**EXERCISE GOAL:** Write out the lines of the first block of records from the one containing "bar-2016-cat4 <box>1171 615 1189 660</box>" through the one containing "y-tick-label: – <box>66 651 76 670</box>", keeping every character as it appears.

Labeled region entries
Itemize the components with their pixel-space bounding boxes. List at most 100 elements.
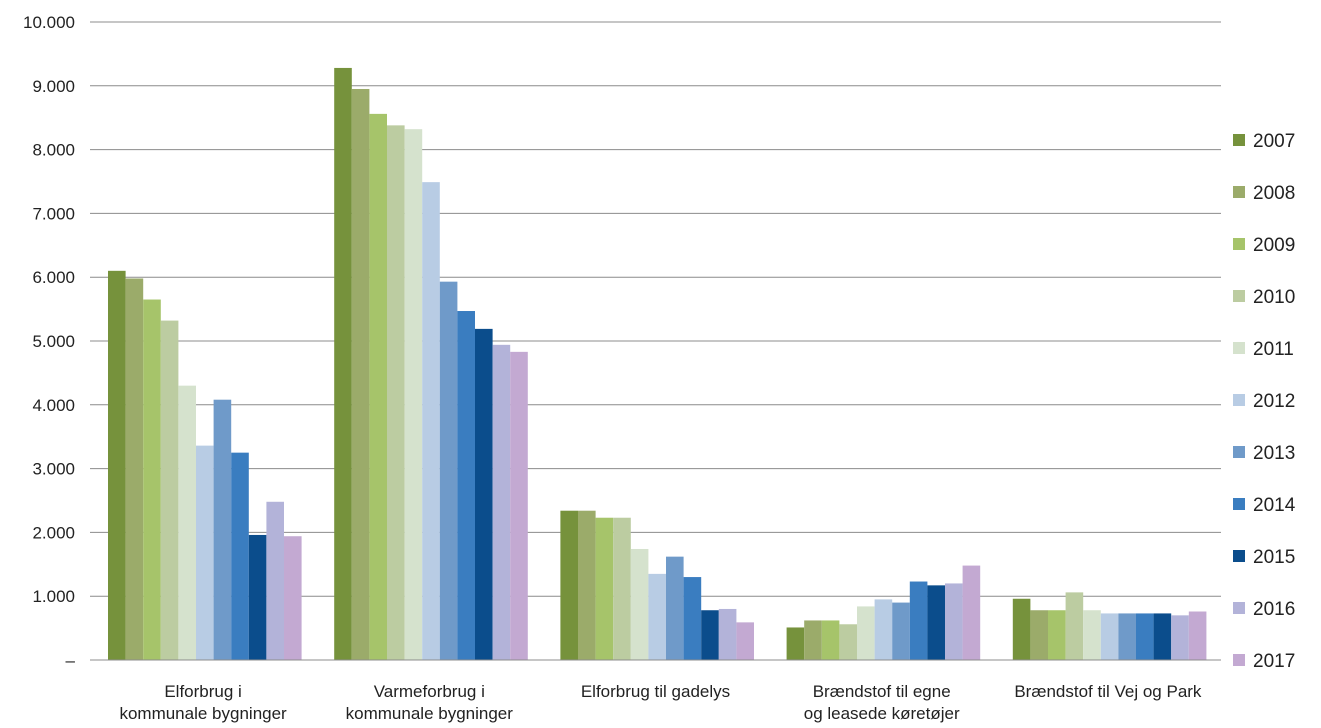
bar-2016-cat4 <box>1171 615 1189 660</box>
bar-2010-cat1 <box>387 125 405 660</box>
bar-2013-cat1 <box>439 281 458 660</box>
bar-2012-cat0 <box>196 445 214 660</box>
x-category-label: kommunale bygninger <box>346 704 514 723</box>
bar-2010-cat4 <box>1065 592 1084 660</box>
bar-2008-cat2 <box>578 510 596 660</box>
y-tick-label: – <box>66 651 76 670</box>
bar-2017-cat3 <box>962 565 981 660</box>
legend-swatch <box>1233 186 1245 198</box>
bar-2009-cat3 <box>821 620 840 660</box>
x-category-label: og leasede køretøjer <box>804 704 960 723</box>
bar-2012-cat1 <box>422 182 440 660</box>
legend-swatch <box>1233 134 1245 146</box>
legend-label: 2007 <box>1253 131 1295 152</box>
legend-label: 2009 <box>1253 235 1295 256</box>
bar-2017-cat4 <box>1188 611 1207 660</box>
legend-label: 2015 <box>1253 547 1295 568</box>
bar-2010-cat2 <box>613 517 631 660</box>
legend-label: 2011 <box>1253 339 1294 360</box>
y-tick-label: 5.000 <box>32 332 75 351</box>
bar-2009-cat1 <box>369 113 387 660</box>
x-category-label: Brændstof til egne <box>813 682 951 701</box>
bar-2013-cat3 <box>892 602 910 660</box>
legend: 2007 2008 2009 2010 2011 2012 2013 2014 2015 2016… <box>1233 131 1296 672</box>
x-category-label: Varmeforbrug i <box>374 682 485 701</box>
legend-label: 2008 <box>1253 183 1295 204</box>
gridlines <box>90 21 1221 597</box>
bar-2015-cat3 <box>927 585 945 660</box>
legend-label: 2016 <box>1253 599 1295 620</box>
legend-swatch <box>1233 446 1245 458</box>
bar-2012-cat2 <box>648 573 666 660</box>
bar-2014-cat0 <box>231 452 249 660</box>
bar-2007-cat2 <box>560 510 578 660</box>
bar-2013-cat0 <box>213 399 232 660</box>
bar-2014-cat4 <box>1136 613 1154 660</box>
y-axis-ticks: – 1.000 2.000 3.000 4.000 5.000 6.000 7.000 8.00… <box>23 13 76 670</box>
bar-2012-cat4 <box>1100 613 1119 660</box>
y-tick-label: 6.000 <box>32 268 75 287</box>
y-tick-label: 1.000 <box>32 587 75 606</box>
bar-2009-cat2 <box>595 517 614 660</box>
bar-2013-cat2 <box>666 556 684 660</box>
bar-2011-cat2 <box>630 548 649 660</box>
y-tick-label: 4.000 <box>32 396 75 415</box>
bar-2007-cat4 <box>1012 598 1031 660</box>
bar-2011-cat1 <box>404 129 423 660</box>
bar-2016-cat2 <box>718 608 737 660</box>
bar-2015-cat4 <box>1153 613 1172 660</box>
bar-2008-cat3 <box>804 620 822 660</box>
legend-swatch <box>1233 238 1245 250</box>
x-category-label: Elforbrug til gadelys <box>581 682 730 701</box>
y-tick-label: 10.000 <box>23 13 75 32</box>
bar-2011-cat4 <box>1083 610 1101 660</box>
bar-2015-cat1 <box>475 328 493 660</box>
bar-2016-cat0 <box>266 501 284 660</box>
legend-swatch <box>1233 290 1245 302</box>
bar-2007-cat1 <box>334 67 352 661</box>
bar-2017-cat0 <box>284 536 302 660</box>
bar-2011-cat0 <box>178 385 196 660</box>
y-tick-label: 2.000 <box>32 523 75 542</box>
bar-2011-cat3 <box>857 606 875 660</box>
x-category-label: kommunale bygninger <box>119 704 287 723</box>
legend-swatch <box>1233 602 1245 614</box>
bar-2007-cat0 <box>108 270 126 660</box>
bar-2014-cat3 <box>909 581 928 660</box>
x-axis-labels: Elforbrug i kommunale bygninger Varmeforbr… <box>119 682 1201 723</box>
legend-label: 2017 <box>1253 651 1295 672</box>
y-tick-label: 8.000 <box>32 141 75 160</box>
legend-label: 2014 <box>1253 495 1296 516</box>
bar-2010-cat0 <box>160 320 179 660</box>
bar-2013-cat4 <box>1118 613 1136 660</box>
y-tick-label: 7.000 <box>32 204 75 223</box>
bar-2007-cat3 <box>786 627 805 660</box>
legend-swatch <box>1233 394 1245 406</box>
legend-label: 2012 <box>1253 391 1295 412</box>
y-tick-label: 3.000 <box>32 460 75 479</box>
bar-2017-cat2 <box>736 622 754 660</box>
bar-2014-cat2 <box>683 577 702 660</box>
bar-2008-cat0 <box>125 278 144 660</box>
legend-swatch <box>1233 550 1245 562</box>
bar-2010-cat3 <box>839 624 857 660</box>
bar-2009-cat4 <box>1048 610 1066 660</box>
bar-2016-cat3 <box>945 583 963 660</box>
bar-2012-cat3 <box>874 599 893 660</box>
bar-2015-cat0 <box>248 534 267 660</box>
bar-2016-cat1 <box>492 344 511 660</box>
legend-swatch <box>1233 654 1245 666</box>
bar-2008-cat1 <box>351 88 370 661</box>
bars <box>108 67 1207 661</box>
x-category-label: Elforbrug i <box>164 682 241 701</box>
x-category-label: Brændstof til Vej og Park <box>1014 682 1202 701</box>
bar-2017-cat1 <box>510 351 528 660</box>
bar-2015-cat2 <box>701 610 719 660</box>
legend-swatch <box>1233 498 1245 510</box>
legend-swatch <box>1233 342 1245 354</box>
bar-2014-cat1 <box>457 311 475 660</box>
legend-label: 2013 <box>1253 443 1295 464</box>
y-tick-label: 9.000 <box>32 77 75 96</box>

---

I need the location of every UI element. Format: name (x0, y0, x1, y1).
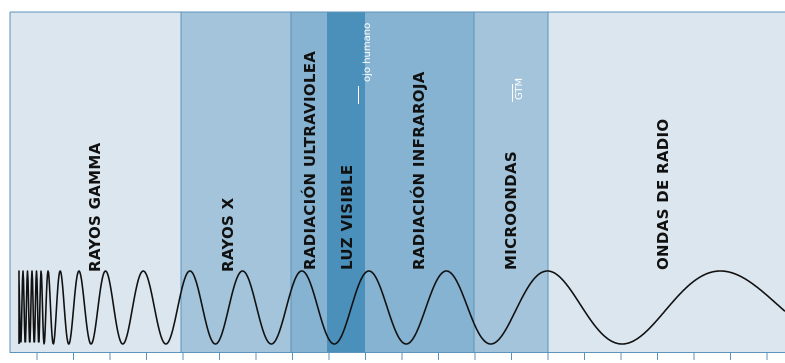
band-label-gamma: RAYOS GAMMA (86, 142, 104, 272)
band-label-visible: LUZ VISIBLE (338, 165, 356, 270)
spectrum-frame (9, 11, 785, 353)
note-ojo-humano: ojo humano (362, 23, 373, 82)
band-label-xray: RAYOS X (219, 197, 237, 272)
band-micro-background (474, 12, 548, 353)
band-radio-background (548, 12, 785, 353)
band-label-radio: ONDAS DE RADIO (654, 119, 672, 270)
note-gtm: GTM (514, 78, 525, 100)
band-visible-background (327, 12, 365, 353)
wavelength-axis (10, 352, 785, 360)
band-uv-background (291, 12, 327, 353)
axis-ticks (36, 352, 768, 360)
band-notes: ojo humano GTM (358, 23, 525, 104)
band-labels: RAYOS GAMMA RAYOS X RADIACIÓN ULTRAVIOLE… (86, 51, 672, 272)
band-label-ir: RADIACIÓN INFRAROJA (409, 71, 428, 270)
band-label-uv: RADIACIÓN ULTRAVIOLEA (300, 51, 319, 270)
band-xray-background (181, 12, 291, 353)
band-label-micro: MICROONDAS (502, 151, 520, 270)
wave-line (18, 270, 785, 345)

**SOLUTION FOR THIS PROBLEM:**
bar-2016-cat4 <box>1171 615 1189 660</box>
bar-2010-cat1 <box>387 125 405 660</box>
bar-2013-cat1 <box>439 281 458 660</box>
bar-2012-cat0 <box>196 445 214 660</box>
x-category-label: kommunale bygninger <box>346 704 514 723</box>
bar-2010-cat4 <box>1065 592 1084 660</box>
bar-2008-cat2 <box>578 510 596 660</box>
y-tick-label: – <box>66 651 76 670</box>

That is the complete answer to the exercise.